(Excerpts from a layout annotation set)
******************************

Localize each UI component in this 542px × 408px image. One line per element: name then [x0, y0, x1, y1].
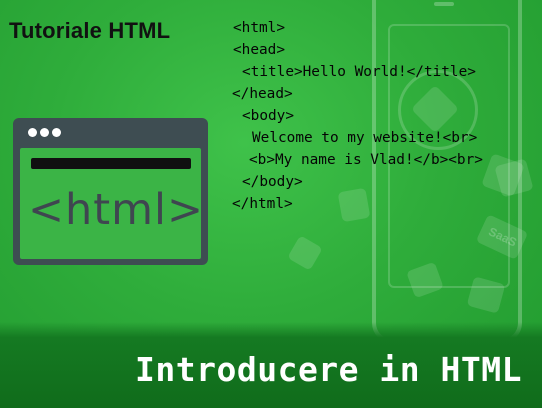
window-dot-icon — [40, 128, 49, 137]
thumbnail-canvas: SaaS Tutoriale HTML <html> <html> <head>… — [0, 0, 542, 408]
code-line: <b>My name is Vlad!</b><br> — [249, 152, 483, 168]
browser-address-bar — [31, 158, 191, 169]
browser-content-area: <html> — [20, 148, 205, 259]
lock-icon — [337, 187, 371, 223]
code-line: <html> — [233, 20, 285, 36]
code-line: <title>Hello World!</title> — [242, 64, 476, 80]
window-dot-icon — [28, 128, 37, 137]
code-line: </body> — [242, 174, 303, 190]
code-line: Welcome to my website!<br> — [252, 130, 478, 146]
code-line: <head> — [233, 42, 285, 58]
banner-title: Introducere in HTML — [135, 350, 522, 389]
browser-window-illustration: <html> — [13, 118, 208, 265]
tag-icon — [287, 235, 323, 271]
html-tag-label: <html> — [28, 185, 205, 235]
phone-speaker-decoration — [434, 2, 454, 6]
page-title: Tutoriale HTML — [9, 18, 171, 43]
dice-icon — [494, 158, 534, 198]
code-line: <body> — [242, 108, 294, 124]
window-dot-icon — [52, 128, 61, 137]
bottom-banner: Introducere in HTML — [0, 322, 542, 408]
code-line: </head> — [232, 86, 293, 102]
code-line: </html> — [232, 196, 293, 212]
browser-titlebar — [13, 118, 208, 148]
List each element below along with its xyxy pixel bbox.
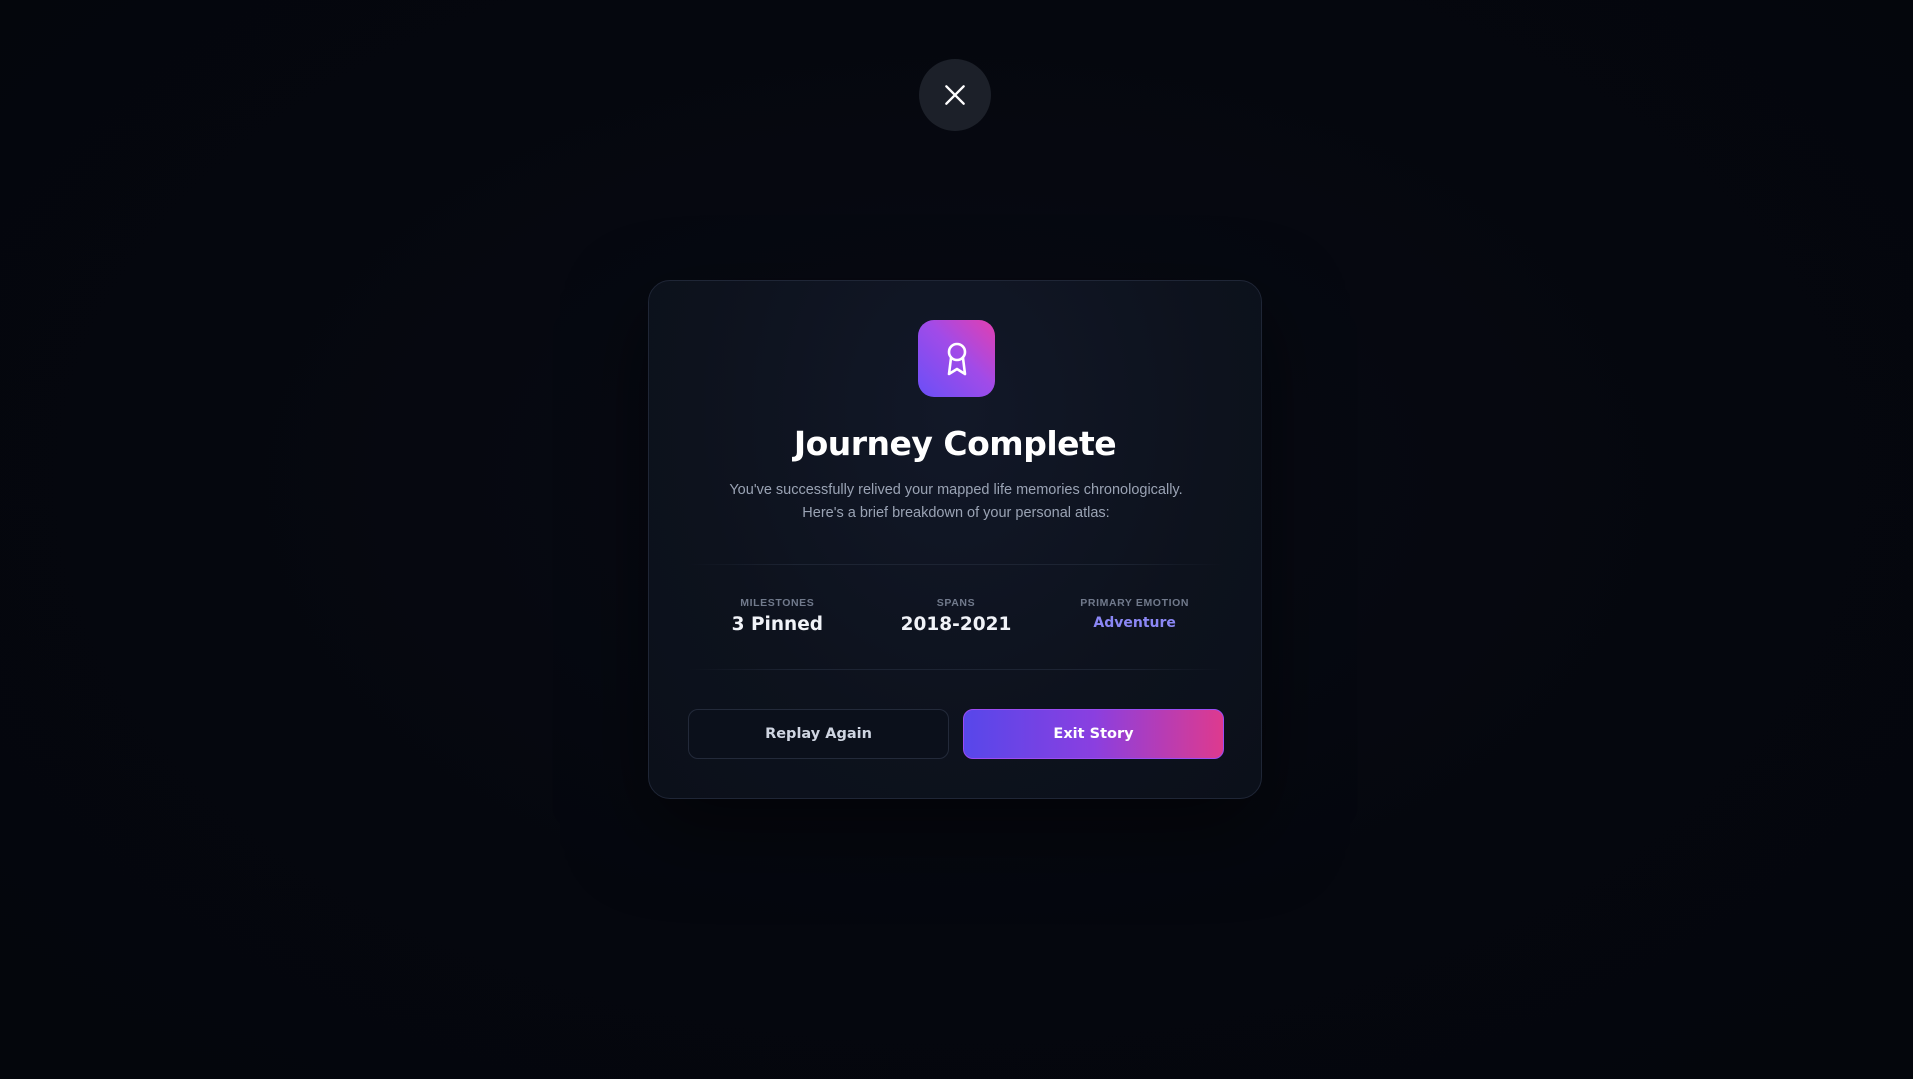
stat-value: 3 Pinned xyxy=(731,614,823,635)
stat-value: 2018-2021 xyxy=(900,614,1012,635)
stat-label: SPANS xyxy=(936,597,976,609)
stat-primary-emotion: PRIMARY EMOTION Adventure xyxy=(1045,581,1224,661)
replay-again-button[interactable]: Replay Again xyxy=(688,709,949,759)
divider xyxy=(688,564,1224,565)
stat-label: PRIMARY EMOTION xyxy=(1080,597,1190,609)
divider xyxy=(688,669,1224,670)
award-badge xyxy=(918,320,995,397)
close-button[interactable] xyxy=(919,59,991,131)
story-complete-screen: Journey Complete You've successfully rel… xyxy=(0,0,1913,1079)
dialog-title: Journey Complete xyxy=(793,424,1117,463)
journey-complete-dialog: Journey Complete You've successfully rel… xyxy=(648,280,1262,799)
stat-value: Adventure xyxy=(1093,615,1176,631)
dialog-description: You've successfully relived your mapped … xyxy=(729,482,1183,521)
stat-spans: SPANS 2018-2021 xyxy=(867,581,1046,661)
stats-row: MILESTONES 3 Pinned SPANS 2018-2021 PRIM… xyxy=(688,581,1224,661)
close-icon xyxy=(945,85,965,105)
award-ribbon-icon xyxy=(947,342,966,375)
stat-milestones: MILESTONES 3 Pinned xyxy=(688,581,867,661)
stat-label: MILESTONES xyxy=(740,597,815,609)
exit-story-button[interactable]: Exit Story xyxy=(963,709,1224,759)
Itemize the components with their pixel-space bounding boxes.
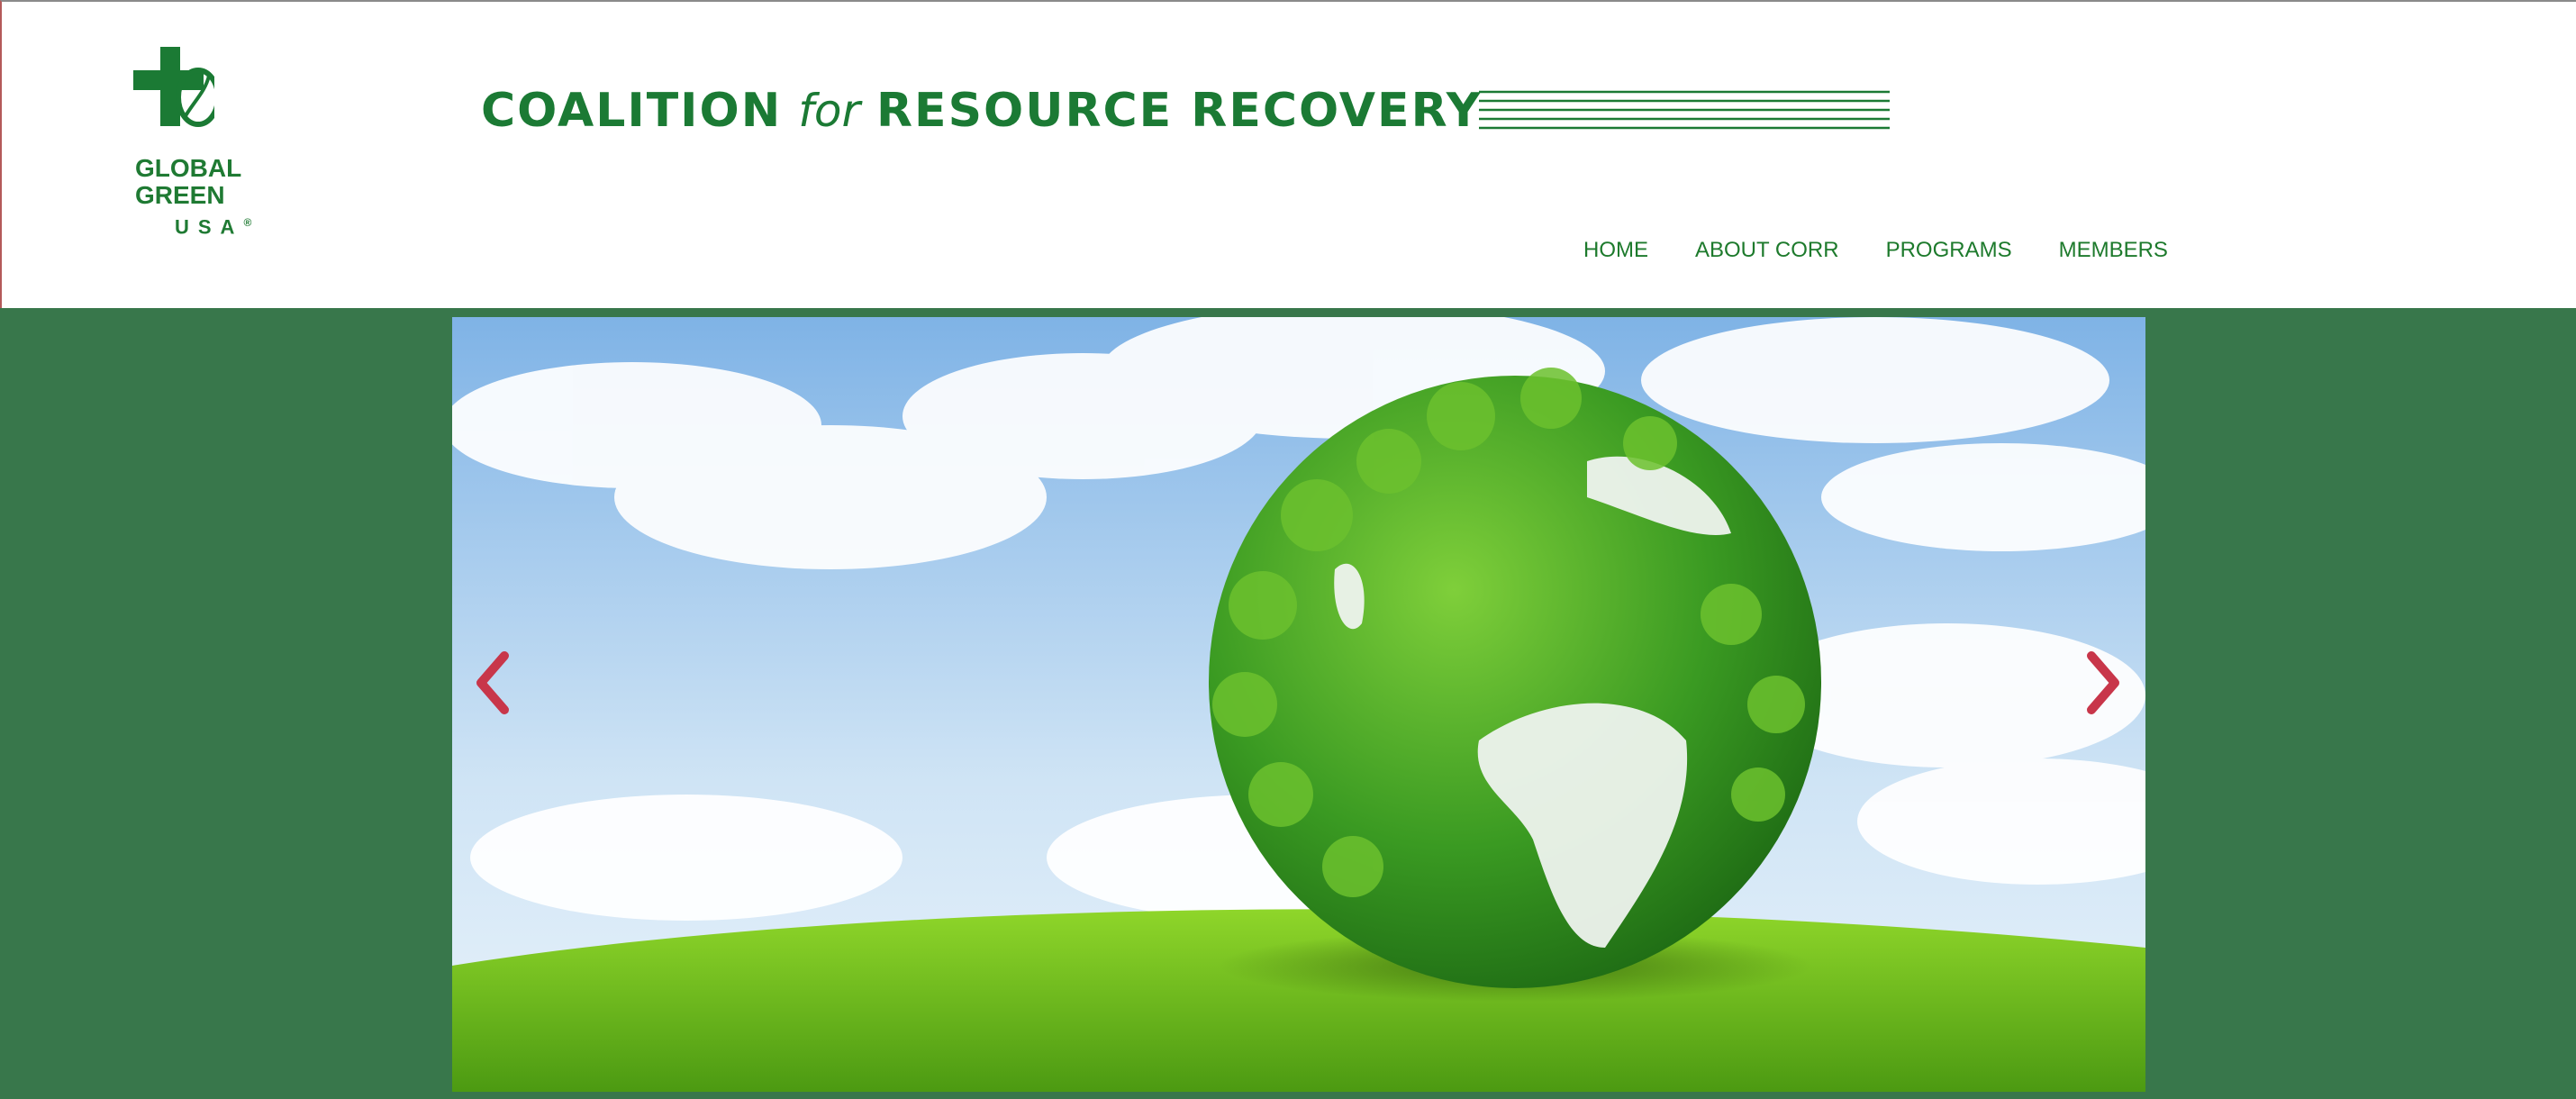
main-nav: HOME ABOUT CORR PROGRAMS MEMBERS — [1583, 238, 2168, 263]
cross-leaf-icon — [133, 47, 214, 127]
logo-line-1: GLOBAL — [135, 154, 242, 182]
site-title-part-1: COALITION — [481, 84, 783, 138]
registered-mark: ® — [243, 216, 252, 229]
hero-carousel-slide — [452, 317, 2145, 1092]
site-title-part-2: for — [798, 85, 860, 137]
logo-line-2: GREEN — [135, 181, 225, 209]
carousel-prev-button[interactable] — [465, 647, 519, 719]
nav-item-members[interactable]: MEMBERS — [2059, 238, 2168, 263]
site-title: COALITION for RESOURCE RECOVERY — [481, 79, 1482, 142]
global-green-usa-logo[interactable]: GLOBAL GREEN USA® — [128, 43, 263, 238]
nav-item-about-corr[interactable]: ABOUT CORR — [1695, 238, 1839, 263]
nav-item-programs[interactable]: PROGRAMS — [1886, 238, 2012, 263]
carousel-next-button[interactable] — [2077, 647, 2131, 719]
nav-item-home[interactable]: HOME — [1583, 238, 1648, 263]
site-title-part-3: RESOURCE RECOVERY — [876, 84, 1483, 138]
site-header: GLOBAL GREEN USA® COALITION for RESOURCE… — [0, 0, 2576, 308]
decorative-lines — [1479, 90, 1890, 130]
logo-line-3: USA® — [175, 215, 252, 239]
chevron-right-icon — [2087, 651, 2119, 714]
green-globe-image — [452, 317, 2145, 1092]
chevron-left-icon — [476, 651, 509, 714]
logo-wordmark: GLOBAL GREEN USA® — [135, 155, 251, 241]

******************************

* Exercise task
Convert everything from the line containing "main-nav: HOME ABOUT" down to the end of the material into a Markdown table with the columns No. and Line. Number each row and skip any blank lines.

* Response for this exercise
| No. | Line |
|---|---|
| 1 | main-nav: HOME ABOUT CORR PROGRAMS MEMBERS — [1583, 238, 2168, 263] |
| 2 | cross-leaf-icon — [133, 47, 214, 127] |
| 3 | logo-line-1: GLOBAL — [135, 154, 242, 182] |
| 4 | site-title-part-1: COALITION — [481, 84, 783, 138] |
| 5 | registered-mark: ® — [243, 216, 252, 229] |
| 6 | hero-carousel-slide — [452, 317, 2145, 1092] |
| 7 | site-title-part-2: for — [798, 85, 860, 137] |
| 8 | logo-line-2: GREEN — [135, 181, 225, 209] |
| 9 | carousel-prev-button[interactable] — [465, 647, 519, 719] |
| 10 | nav-item-members[interactable]: MEMBERS — [2059, 238, 2168, 263] |
| 11 | site-title: COALITION for RESOURCE RECOVERY — [481, 79, 1482, 142] |
| 12 | global-green-usa-logo[interactable]: GLOBAL GREEN USA® — [128, 43, 263, 238] |
| 13 | nav-item-about-corr[interactable]: ABOUT CORR — [1695, 238, 1839, 263] |
| 14 | nav-item-programs[interactable]: PROGRAMS — [1886, 238, 2012, 263] |
| 15 | carousel-next-button[interactable] — [2077, 647, 2131, 719] |
| 16 | nav-item-home[interactable]: HOME — [1583, 238, 1648, 263] |
| 17 | site-title-part-3: RESOURCE RECOVERY — [876, 84, 1483, 138] |
| 18 | site-header: GLOBAL GREEN USA® COALITION for RESOURCE… — [0, 0, 2576, 308] |
| 19 | decorative-lines — [1479, 90, 1890, 130] |
| 20 | logo-line-3: USA® — [175, 215, 252, 239] |
| 21 | chevron-right-icon — [2087, 651, 2119, 714] |
| 22 | green-globe-image — [452, 317, 2145, 1092] |
| 23 | chevron-left-icon — [476, 651, 509, 714] |
| 24 | logo-wordmark: GLOBAL GREEN USA® — [135, 155, 251, 241] |